━━━ PROVIDED ENTRIES ━━━

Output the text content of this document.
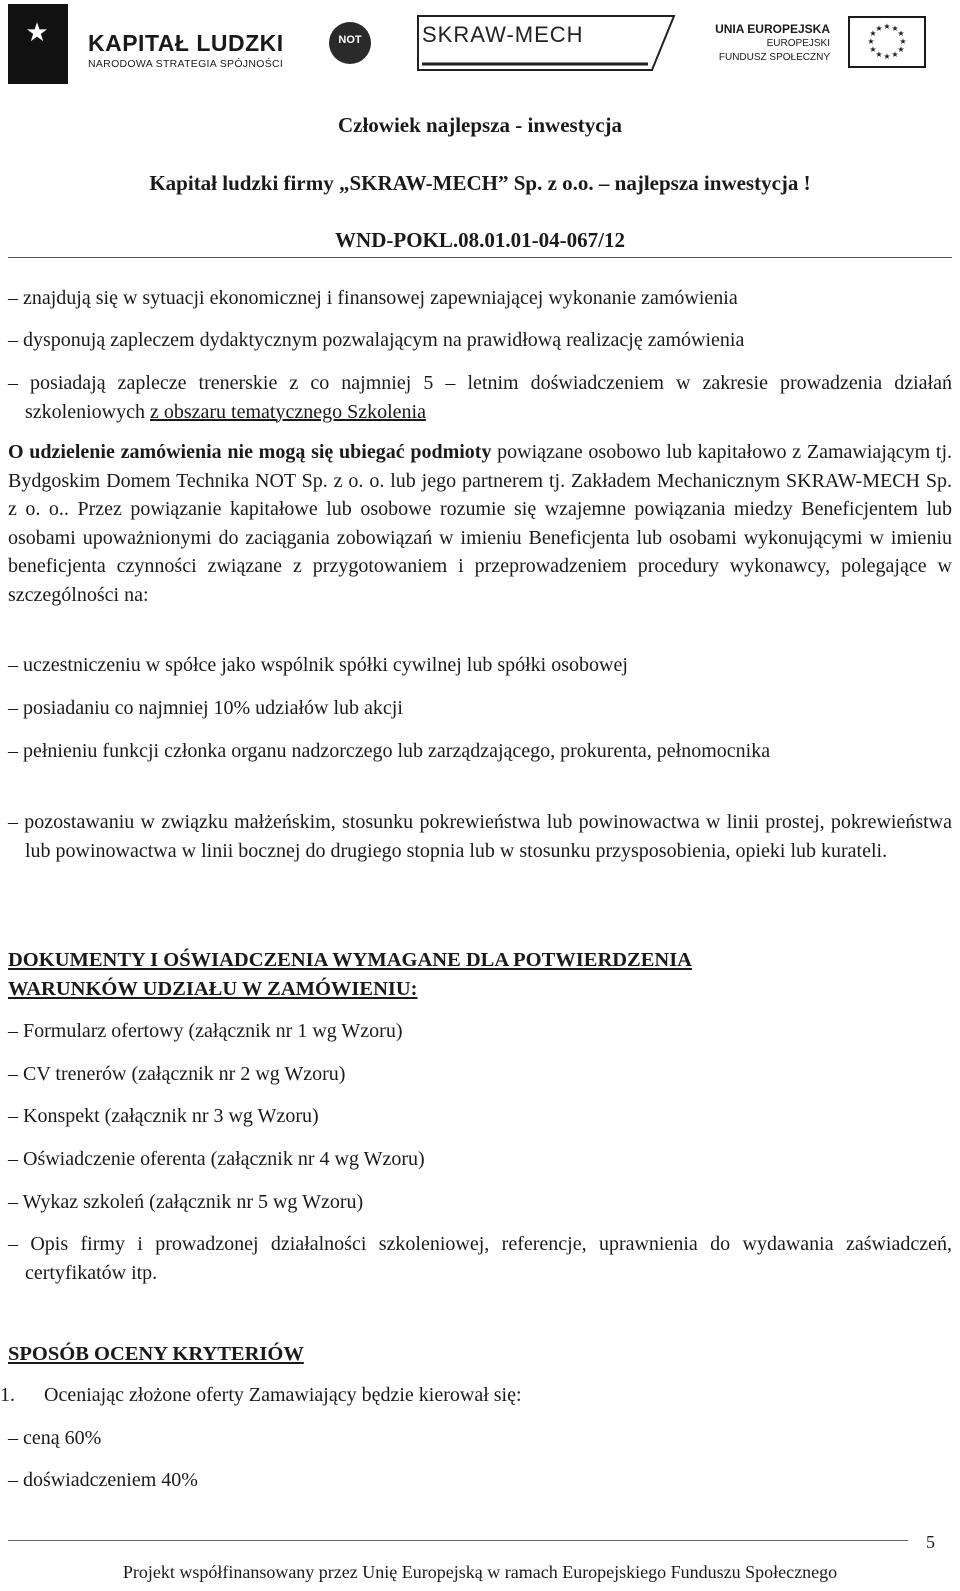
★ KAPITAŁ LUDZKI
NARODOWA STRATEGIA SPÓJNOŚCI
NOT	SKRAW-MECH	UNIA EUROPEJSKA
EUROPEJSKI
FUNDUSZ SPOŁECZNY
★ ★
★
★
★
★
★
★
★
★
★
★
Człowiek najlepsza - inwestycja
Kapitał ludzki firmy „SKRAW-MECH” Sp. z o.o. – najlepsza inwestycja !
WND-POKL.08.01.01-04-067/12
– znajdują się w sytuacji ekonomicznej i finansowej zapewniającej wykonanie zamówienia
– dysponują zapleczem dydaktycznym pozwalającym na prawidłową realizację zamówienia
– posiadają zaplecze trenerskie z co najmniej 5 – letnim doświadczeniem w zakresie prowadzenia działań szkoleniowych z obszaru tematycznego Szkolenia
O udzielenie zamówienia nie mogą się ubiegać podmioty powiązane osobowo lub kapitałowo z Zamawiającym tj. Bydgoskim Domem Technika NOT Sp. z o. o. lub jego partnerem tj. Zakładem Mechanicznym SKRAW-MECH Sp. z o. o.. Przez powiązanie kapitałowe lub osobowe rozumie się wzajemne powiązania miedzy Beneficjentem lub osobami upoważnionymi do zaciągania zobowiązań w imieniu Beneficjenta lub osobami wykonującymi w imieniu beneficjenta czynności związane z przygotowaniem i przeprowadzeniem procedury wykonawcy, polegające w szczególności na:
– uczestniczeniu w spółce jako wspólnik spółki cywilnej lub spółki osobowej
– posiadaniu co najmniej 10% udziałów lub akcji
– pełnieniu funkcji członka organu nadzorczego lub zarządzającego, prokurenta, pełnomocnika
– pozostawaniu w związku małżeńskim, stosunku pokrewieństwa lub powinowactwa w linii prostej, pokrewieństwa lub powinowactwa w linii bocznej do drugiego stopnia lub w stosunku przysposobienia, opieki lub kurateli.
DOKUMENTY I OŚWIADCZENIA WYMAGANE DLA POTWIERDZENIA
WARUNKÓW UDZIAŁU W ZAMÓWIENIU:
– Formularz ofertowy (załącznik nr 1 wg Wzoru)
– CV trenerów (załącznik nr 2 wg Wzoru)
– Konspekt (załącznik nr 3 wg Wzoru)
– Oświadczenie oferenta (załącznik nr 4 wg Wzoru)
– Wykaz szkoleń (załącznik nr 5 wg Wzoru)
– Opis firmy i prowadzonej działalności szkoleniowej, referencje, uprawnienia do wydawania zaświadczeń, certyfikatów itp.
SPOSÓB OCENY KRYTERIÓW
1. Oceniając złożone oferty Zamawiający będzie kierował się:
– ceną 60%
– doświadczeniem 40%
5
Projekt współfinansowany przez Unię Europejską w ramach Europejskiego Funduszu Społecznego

━━━
━━━ PROVIDED ENTRIES ━━━

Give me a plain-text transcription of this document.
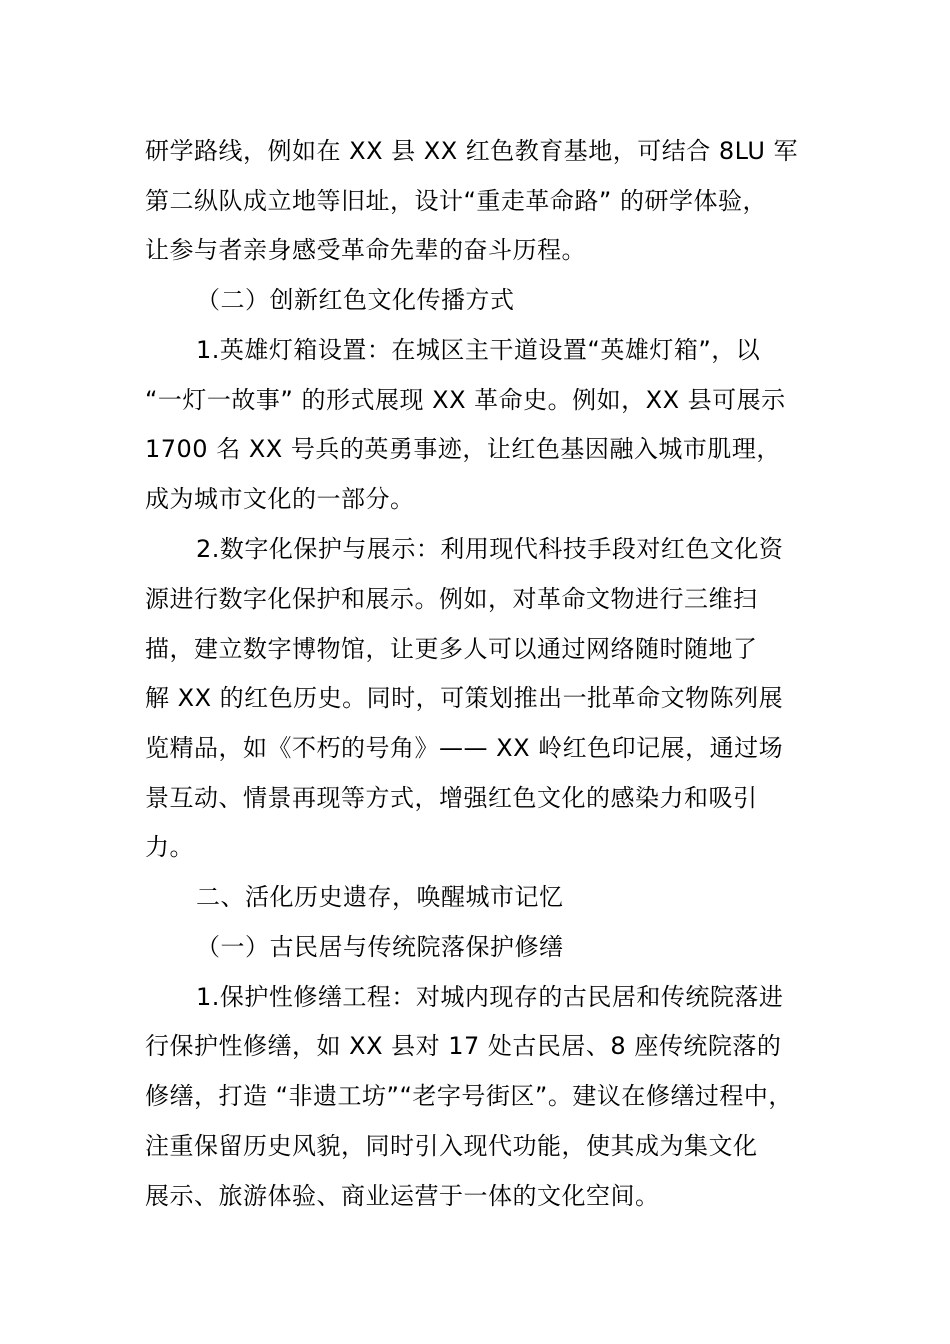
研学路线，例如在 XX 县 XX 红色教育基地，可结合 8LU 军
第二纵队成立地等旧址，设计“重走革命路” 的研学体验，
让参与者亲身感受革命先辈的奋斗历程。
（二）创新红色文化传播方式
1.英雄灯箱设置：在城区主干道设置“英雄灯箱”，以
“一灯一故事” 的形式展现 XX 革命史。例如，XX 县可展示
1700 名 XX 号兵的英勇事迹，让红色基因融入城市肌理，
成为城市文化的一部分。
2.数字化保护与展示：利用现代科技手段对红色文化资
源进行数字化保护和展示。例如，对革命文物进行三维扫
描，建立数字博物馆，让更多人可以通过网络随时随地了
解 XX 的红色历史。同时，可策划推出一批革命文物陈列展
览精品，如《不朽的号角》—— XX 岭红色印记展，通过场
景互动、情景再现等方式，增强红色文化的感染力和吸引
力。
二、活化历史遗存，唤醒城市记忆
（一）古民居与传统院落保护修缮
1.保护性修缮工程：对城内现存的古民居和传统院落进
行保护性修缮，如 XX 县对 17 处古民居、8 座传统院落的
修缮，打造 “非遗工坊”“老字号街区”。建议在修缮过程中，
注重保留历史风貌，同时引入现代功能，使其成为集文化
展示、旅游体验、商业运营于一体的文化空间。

━━━
━━━ PROVIDED ENTRIES ━━━

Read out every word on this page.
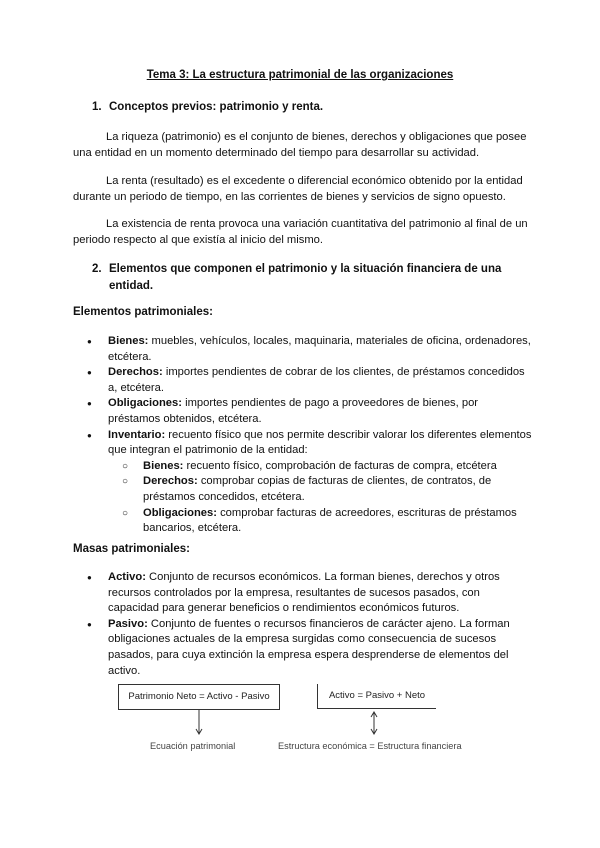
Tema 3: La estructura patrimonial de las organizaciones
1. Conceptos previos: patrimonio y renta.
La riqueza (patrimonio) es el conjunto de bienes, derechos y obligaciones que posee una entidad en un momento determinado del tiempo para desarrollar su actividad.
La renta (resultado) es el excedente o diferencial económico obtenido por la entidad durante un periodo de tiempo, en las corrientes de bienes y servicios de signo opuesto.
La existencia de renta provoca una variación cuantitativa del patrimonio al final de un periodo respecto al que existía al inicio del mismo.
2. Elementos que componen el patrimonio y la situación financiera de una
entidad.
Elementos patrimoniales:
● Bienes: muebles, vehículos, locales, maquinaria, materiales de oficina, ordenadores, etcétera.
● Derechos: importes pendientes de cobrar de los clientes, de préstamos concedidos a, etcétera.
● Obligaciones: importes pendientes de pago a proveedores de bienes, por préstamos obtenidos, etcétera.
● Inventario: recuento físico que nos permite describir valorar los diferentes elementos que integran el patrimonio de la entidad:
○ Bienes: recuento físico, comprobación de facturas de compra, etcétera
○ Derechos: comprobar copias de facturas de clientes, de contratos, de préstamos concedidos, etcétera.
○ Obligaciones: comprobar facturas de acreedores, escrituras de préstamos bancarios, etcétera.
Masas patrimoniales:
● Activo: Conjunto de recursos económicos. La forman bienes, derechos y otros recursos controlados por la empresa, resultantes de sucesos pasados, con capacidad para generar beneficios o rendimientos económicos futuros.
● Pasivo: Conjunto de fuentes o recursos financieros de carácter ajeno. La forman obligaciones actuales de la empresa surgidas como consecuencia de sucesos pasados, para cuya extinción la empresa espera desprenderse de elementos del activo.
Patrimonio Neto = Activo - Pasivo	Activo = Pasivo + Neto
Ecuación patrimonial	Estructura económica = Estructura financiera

━━━

WHAT YOU WILL DO: Each line that contains the word "this" counts toward the total; give only that total.

OUTPUT: 3